• _Passage_
______

Aiming to improve maternity care quality and value, nonprofit group Childhood Connection released a vision statement and an action plan in Washington this week.
The documents were developed through the group's "Transforming Maternity Care" collaborative, which received input from more than 100 healthcare providers, hospitals, health plans, payers, educators, quality experts, and others during the past several years.
While "a wealth" of high-quality evidence and experiences are "readily available to improve maternity care," they are "not impacting most women and newborns," said Maureen Corry, Childbirth Connection's executive director. The group's vision statement is serving "as a starting point" to provide steps for "broad based maternity care system improvement."
In its blueprint action plan, the group said it believes that current nationally endorsed maternity care performance measures are lacking. In particular, it says that "significant gaps remain for numerous crucial maternity topics" when it comes to the National Quality Forum's 24 endorsed measures that apply to maternity care.
At the same time, it said that the generic Consumer Assessment of Healthcare Providers and Systems' (CAHPS) facility, provider, and health plan surveys "do not adequately address important dimensions of maternity care quality."
Five groups within the initiative developed 11 "blueprints for action" to improve maternity care quality and value. Here is a synopsis of those points:
Performance measurement and leveraging of results. Fill gaps to attain a comprehensive set of high quality national consensus measures to assess processes, outcomes, and value of maternity care, and create and implement a national system for public reporting of maternity care data.
Payment reform to align incentives with quality. Advance efforts toward comprehensive payment reform through a restructured payment model that bundles payment for the full episode of maternity care for women and newborns.

______

• _Provided material_
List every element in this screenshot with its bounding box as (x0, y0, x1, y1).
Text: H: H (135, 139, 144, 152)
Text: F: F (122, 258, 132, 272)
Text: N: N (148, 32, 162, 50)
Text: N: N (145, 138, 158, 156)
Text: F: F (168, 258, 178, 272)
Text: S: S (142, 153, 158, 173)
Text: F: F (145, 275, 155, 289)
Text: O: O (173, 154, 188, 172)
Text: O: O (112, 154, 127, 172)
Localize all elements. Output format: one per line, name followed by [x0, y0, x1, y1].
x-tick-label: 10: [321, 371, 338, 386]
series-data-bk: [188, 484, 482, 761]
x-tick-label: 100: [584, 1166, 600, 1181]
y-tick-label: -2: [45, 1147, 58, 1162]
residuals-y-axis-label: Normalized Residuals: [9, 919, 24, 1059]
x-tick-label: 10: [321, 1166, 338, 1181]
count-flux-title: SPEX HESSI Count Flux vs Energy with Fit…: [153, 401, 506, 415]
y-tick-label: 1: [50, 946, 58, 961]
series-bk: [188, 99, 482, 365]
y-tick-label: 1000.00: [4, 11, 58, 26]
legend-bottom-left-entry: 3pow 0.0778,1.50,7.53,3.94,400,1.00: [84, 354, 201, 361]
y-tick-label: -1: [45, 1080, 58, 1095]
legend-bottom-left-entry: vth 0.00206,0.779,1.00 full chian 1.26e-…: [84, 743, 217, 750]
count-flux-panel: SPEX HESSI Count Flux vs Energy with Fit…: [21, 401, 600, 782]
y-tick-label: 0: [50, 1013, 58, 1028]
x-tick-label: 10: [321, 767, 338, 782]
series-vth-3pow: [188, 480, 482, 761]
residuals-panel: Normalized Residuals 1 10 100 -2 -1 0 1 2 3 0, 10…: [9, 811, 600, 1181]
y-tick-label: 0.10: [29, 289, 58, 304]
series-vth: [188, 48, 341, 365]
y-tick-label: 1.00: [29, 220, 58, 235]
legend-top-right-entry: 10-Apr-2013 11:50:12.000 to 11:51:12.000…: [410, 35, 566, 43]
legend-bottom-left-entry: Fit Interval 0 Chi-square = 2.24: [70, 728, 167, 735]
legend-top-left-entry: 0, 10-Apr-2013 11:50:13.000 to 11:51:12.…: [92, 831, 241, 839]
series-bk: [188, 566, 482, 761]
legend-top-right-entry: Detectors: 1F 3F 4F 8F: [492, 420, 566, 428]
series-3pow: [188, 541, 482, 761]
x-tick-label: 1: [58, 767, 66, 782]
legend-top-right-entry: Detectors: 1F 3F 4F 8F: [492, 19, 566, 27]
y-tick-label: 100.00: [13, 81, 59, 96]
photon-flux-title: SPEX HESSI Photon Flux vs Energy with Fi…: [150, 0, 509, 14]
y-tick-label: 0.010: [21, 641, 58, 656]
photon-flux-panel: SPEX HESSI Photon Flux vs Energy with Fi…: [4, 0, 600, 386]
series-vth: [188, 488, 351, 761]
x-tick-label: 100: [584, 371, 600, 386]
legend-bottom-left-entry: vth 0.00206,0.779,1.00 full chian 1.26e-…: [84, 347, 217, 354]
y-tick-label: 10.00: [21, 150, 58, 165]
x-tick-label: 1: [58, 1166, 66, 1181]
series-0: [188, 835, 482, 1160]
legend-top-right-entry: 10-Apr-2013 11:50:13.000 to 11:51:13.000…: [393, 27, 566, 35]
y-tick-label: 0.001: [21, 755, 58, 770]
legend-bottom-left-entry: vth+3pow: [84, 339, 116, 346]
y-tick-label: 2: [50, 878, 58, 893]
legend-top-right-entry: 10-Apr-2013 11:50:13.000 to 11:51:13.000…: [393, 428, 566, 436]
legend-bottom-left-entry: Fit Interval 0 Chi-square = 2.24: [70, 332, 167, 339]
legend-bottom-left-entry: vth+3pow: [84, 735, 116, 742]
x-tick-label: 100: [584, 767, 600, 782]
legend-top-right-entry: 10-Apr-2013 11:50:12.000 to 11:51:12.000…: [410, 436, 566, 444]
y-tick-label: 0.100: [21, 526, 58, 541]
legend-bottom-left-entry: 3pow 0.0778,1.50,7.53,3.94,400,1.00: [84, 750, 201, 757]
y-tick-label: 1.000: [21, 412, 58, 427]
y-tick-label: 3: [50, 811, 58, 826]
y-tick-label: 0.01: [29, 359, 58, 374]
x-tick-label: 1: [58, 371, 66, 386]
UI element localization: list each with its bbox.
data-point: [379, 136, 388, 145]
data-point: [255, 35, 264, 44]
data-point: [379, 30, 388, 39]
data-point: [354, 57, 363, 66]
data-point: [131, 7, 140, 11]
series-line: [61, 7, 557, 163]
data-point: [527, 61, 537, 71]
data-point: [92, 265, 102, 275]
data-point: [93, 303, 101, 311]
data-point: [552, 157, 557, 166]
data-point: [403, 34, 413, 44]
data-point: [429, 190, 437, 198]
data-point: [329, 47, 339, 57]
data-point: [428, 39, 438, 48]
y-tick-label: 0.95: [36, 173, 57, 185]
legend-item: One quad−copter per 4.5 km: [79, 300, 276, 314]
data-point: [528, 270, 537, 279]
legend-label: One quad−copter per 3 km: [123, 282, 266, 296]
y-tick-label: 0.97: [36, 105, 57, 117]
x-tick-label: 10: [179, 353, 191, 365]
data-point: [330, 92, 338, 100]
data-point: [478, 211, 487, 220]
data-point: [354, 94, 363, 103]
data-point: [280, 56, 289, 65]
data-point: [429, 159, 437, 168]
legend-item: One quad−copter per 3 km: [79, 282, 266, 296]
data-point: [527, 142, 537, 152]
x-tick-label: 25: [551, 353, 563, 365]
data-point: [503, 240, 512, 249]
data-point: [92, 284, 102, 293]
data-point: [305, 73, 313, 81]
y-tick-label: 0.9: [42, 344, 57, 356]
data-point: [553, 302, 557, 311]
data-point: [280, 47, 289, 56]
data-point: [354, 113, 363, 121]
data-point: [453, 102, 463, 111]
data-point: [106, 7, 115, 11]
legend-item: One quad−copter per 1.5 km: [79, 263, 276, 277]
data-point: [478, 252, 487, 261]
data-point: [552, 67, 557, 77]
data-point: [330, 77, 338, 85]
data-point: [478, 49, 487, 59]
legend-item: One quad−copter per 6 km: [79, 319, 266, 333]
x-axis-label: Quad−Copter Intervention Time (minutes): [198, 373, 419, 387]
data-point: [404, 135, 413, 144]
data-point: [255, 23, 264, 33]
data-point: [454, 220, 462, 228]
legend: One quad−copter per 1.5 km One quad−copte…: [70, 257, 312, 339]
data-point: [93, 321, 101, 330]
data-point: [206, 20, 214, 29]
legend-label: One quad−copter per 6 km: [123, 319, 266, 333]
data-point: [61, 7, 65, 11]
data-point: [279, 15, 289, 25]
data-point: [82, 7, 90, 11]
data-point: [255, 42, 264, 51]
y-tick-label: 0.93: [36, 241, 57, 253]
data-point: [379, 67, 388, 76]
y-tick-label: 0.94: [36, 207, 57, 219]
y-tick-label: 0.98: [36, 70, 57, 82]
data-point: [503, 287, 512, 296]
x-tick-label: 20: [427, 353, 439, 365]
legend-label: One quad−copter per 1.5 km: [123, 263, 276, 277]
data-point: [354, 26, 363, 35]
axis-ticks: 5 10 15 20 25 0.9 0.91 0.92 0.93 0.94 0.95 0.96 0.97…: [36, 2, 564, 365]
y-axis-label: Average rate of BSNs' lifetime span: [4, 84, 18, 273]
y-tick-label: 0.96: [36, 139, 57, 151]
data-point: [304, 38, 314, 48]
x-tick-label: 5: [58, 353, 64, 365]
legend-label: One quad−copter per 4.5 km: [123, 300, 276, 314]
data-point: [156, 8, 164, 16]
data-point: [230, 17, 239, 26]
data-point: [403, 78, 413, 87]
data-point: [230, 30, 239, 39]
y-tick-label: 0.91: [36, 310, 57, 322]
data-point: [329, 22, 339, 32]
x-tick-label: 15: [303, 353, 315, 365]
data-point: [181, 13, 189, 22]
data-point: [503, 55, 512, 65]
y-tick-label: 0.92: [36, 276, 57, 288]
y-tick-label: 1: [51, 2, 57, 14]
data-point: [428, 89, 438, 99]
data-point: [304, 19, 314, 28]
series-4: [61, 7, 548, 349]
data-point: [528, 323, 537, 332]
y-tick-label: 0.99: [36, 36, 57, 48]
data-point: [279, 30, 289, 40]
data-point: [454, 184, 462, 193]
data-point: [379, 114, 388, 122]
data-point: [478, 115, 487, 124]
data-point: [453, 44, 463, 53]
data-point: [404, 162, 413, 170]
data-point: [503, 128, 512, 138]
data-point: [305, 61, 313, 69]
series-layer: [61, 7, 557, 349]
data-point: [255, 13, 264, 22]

______

Reproduce the part of the maternity care article that opens with the words "In its blueprint" and closes with "to maternity care.".

• _Response_
In its blueprint action plan, the group said it believes that current nationally endorsed maternity care performance measures are lacking. In particular, it says that "significant gaps remain for numerous crucial maternity topics" when it comes to the National Quality Forum's 24 endorsed measures that apply to maternity care.